# Start of The input
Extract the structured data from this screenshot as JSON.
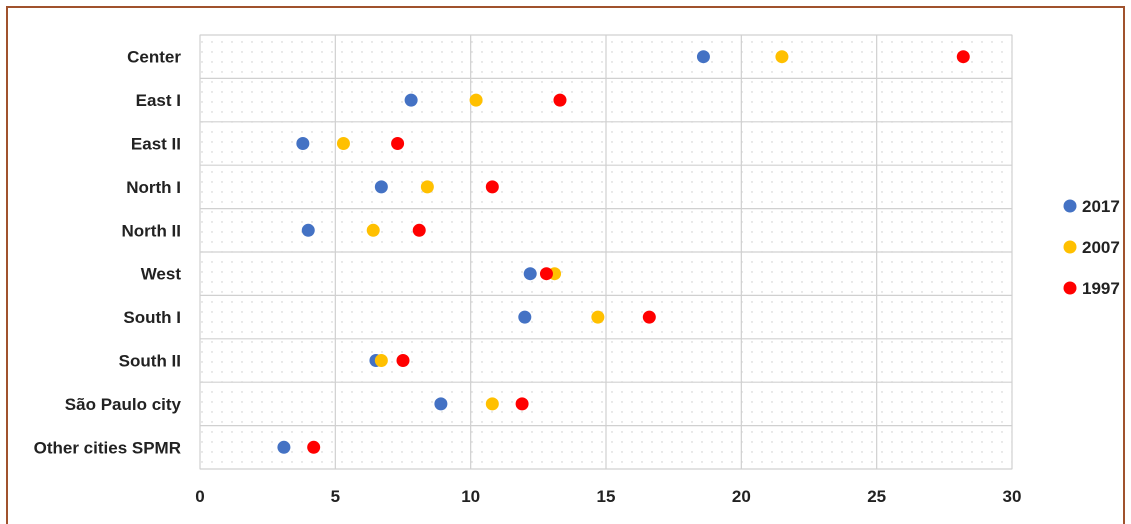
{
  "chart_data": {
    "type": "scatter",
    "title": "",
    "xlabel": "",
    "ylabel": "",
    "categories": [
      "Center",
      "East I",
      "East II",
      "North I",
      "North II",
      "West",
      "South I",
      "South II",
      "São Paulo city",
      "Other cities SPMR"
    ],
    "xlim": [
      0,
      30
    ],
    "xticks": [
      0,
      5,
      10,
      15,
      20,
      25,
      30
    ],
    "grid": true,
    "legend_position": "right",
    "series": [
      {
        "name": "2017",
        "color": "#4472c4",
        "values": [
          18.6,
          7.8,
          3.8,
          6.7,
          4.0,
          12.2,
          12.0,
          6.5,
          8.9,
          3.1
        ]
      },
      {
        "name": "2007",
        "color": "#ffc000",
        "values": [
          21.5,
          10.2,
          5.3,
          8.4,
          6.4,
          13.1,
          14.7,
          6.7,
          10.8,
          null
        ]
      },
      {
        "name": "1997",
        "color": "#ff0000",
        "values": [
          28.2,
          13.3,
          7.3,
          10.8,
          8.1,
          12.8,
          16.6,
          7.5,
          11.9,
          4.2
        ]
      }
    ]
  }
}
# End of The input
__Aim of the task__. Transcribe each line above verbatim, with the pictures left out.

__Full solution__.
Extract the structured data from this screenshot as JSON.
{
  "chart_data": {
    "type": "scatter",
    "title": "",
    "xlabel": "",
    "ylabel": "",
    "categories": [
      "Center",
      "East I",
      "East II",
      "North I",
      "North II",
      "West",
      "South I",
      "South II",
      "São Paulo city",
      "Other cities SPMR"
    ],
    "xlim": [
      0,
      30
    ],
    "xticks": [
      0,
      5,
      10,
      15,
      20,
      25,
      30
    ],
    "grid": true,
    "legend_position": "right",
    "series": [
      {
        "name": "2017",
        "color": "#4472c4",
        "values": [
          18.6,
          7.8,
          3.8,
          6.7,
          4.0,
          12.2,
          12.0,
          6.5,
          8.9,
          3.1
        ]
      },
      {
        "name": "2007",
        "color": "#ffc000",
        "values": [
          21.5,
          10.2,
          5.3,
          8.4,
          6.4,
          13.1,
          14.7,
          6.7,
          10.8,
          null
        ]
      },
      {
        "name": "1997",
        "color": "#ff0000",
        "values": [
          28.2,
          13.3,
          7.3,
          10.8,
          8.1,
          12.8,
          16.6,
          7.5,
          11.9,
          4.2
        ]
      }
    ]
  }
}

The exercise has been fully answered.